### Written task
Render every entry from the first one through the line containing "legend-title: Sample [1084,625,1225,669]", inclusive, as a Markdown table with the columns Row and Entry, leaving out any blank lines.

-- start Source records --

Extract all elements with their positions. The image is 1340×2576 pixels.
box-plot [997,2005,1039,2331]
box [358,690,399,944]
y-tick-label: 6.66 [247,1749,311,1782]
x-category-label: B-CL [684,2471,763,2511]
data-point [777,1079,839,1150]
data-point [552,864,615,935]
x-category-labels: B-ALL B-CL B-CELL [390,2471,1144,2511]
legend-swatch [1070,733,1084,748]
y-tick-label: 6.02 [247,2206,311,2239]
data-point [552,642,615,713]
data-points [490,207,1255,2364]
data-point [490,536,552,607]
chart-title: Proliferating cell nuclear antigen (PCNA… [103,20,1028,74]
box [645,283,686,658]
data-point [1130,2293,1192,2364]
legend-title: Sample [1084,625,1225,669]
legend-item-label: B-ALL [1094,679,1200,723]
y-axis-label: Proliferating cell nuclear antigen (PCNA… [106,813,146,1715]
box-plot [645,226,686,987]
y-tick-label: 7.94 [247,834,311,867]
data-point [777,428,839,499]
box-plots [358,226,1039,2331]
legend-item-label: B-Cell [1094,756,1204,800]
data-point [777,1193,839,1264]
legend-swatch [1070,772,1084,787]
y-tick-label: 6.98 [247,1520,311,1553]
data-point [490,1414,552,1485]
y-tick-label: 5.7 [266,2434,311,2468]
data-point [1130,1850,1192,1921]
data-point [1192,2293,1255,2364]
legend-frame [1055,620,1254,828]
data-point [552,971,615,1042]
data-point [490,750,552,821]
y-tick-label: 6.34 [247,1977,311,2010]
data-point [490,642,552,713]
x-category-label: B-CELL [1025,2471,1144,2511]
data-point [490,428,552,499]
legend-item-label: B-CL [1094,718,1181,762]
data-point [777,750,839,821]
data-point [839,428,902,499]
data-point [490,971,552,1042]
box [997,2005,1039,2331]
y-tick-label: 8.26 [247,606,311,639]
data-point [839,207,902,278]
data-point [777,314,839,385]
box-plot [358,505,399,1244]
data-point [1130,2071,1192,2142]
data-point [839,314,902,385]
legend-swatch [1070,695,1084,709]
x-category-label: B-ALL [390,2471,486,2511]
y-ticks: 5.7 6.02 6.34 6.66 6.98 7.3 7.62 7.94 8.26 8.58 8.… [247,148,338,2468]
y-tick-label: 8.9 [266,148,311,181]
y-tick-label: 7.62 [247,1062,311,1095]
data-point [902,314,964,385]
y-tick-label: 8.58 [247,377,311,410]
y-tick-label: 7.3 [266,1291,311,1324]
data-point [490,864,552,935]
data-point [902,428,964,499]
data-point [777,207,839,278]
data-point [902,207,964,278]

-- end Source records --

### Correct response
| Row | Entry |
|---|---|
| 1 | Extract all elements with their positions. The image is 1340×2576 pixels. |
| 2 | box-plot [997,2005,1039,2331] |
| 3 | box [358,690,399,944] |
| 4 | y-tick-label: 6.66 [247,1749,311,1782] |
| 5 | x-category-label: B-CL [684,2471,763,2511] |
| 6 | data-point [777,1079,839,1150] |
| 7 | data-point [552,864,615,935] |
| 8 | x-category-labels: B-ALL B-CL B-CELL [390,2471,1144,2511] |
| 9 | legend-swatch [1070,733,1084,748] |
| 10 | y-tick-label: 6.02 [247,2206,311,2239] |
| 11 | data-point [552,642,615,713] |
| 12 | data-points [490,207,1255,2364] |
| 13 | data-point [490,536,552,607] |
| 14 | chart-title: Proliferating cell nuclear antigen (PCNA… [103,20,1028,74] |
| 15 | box [645,283,686,658] |
| 16 | data-point [1130,2293,1192,2364] |
| 17 | legend-title: Sample [1084,625,1225,669] |